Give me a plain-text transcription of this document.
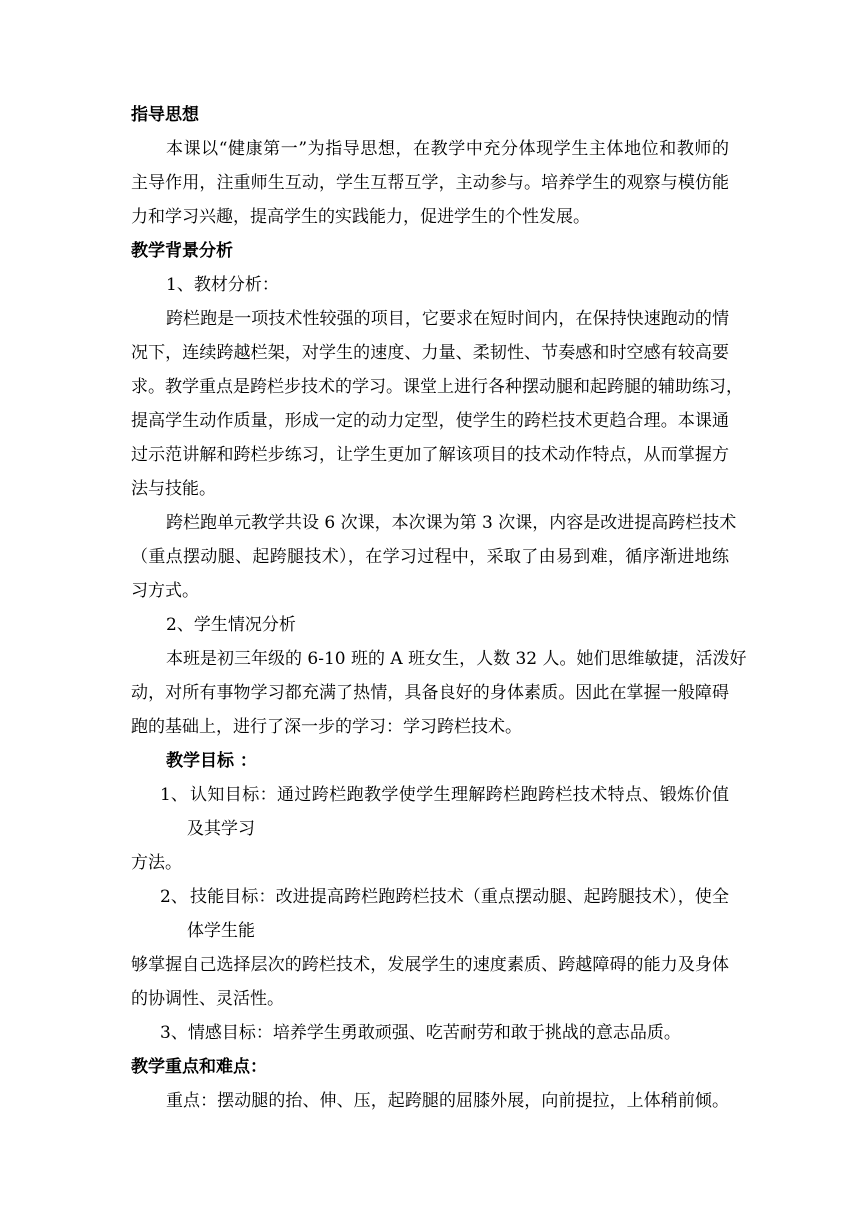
指导思想
本课以“健康第一”为指导思想，在教学中充分体现学生主体地位和教师的
主导作用，注重师生互动，学生互帮互学，主动参与。培养学生的观察与模仿能
力和学习兴趣，提高学生的实践能力，促进学生的个性发展。
教学背景分析
1、教材分析：
跨栏跑是一项技术性较强的项目，它要求在短时间内，在保持快速跑动的情
况下，连续跨越栏架，对学生的速度、力量、柔韧性、节奏感和时空感有较高要
求。教学重点是跨栏步技术的学习。课堂上进行各种摆动腿和起跨腿的辅助练习，
提高学生动作质量，形成一定的动力定型，使学生的跨栏技术更趋合理。本课通
过示范讲解和跨栏步练习，让学生更加了解该项目的技术动作特点，从而掌握方
法与技能。
跨栏跑单元教学共设 6 次课，本次课为第 3 次课，内容是改进提高跨栏技术
（重点摆动腿、起跨腿技术），在学习过程中，采取了由易到难，循序渐进地练
习方式。
2、学生情况分析
本班是初三年级的 6-10 班的 A 班女生，人数 32 人。她们思维敏捷，活泼好
动，对所有事物学习都充满了热情，具备良好的身体素质。因此在掌握一般障碍
跑的基础上，进行了深一步的学习：学习跨栏技术。
教学目标 ：
1、 认知目标：通过跨栏跑教学使学生理解跨栏跑跨栏技术特点、锻炼价值
及其学习
方法。
2、 技能目标：改进提高跨栏跑跨栏技术（重点摆动腿、起跨腿技术），使全
体学生能
够掌握自己选择层次的跨栏技术，发展学生的速度素质、跨越障碍的能力及身体
的协调性、灵活性。
3、情感目标：培养学生勇敢顽强、吃苦耐劳和敢于挑战的意志品质。
教学重点和难点：
重点：摆动腿的抬、伸、压，起跨腿的屈膝外展，向前提拉，上体稍前倾。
================
Challenge: Out of the material above, gather each line where "起跨腿技术" appears.

Problem solution:
（重点摆动腿、起跨腿技术），在学习过程中，采取了由易到难，循序渐进地练
2、 技能目标：改进提高跨栏跑跨栏技术（重点摆动腿、起跨腿技术），使全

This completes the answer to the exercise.